-- Start of Stored data --

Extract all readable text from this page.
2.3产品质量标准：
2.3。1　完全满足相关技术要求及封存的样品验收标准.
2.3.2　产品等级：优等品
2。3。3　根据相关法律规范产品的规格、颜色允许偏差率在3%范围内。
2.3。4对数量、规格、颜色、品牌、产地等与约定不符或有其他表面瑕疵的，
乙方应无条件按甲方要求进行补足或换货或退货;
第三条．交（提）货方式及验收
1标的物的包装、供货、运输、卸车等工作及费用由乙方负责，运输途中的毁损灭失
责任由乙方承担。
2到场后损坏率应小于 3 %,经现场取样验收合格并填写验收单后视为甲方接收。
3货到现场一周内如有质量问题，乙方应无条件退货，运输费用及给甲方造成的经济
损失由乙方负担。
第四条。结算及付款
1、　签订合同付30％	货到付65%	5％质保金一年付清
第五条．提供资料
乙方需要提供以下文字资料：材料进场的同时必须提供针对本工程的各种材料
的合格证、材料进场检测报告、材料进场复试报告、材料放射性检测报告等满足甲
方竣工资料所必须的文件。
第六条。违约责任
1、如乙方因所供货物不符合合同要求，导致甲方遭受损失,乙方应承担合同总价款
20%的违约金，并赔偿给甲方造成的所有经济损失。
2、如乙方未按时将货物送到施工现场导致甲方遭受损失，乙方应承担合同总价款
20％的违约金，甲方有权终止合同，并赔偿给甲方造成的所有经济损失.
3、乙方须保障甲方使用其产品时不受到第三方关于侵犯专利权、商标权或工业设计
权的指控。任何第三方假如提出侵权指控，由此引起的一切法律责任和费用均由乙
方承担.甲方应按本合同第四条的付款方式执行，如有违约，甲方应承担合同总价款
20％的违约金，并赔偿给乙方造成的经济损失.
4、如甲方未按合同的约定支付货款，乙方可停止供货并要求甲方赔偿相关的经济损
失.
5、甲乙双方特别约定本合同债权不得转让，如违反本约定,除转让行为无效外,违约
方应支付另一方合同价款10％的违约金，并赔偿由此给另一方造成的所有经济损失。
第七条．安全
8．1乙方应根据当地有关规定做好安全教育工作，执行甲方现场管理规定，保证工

-- End of Stored data --

**Task requirements**
Repeat the records above exactly as they appear.

**Final result**
Extract all readable text from this page.
2.3产品质量标准：
2.3。1　完全满足相关技术要求及封存的样品验收标准.
2.3.2　产品等级：优等品
2。3。3　根据相关法律规范产品的规格、颜色允许偏差率在3%范围内。
2.3。4对数量、规格、颜色、品牌、产地等与约定不符或有其他表面瑕疵的，
乙方应无条件按甲方要求进行补足或换货或退货;
第三条．交（提）货方式及验收
1标的物的包装、供货、运输、卸车等工作及费用由乙方负责，运输途中的毁损灭失
责任由乙方承担。
2到场后损坏率应小于 3 %,经现场取样验收合格并填写验收单后视为甲方接收。
3货到现场一周内如有质量问题，乙方应无条件退货，运输费用及给甲方造成的经济
损失由乙方负担。
第四条。结算及付款
1、　签订合同付30％	货到付65%	5％质保金一年付清
第五条．提供资料
乙方需要提供以下文字资料：材料进场的同时必须提供针对本工程的各种材料
的合格证、材料进场检测报告、材料进场复试报告、材料放射性检测报告等满足甲
方竣工资料所必须的文件。
第六条。违约责任
1、如乙方因所供货物不符合合同要求，导致甲方遭受损失,乙方应承担合同总价款
20%的违约金，并赔偿给甲方造成的所有经济损失。
2、如乙方未按时将货物送到施工现场导致甲方遭受损失，乙方应承担合同总价款
20％的违约金，甲方有权终止合同，并赔偿给甲方造成的所有经济损失.
3、乙方须保障甲方使用其产品时不受到第三方关于侵犯专利权、商标权或工业设计
权的指控。任何第三方假如提出侵权指控，由此引起的一切法律责任和费用均由乙
方承担.甲方应按本合同第四条的付款方式执行，如有违约，甲方应承担合同总价款
20％的违约金，并赔偿给乙方造成的经济损失.
4、如甲方未按合同的约定支付货款，乙方可停止供货并要求甲方赔偿相关的经济损
失.
5、甲乙双方特别约定本合同债权不得转让，如违反本约定,除转让行为无效外,违约
方应支付另一方合同价款10％的违约金，并赔偿由此给另一方造成的所有经济损失。
第七条．安全
8．1乙方应根据当地有关规定做好安全教育工作，执行甲方现场管理规定，保证工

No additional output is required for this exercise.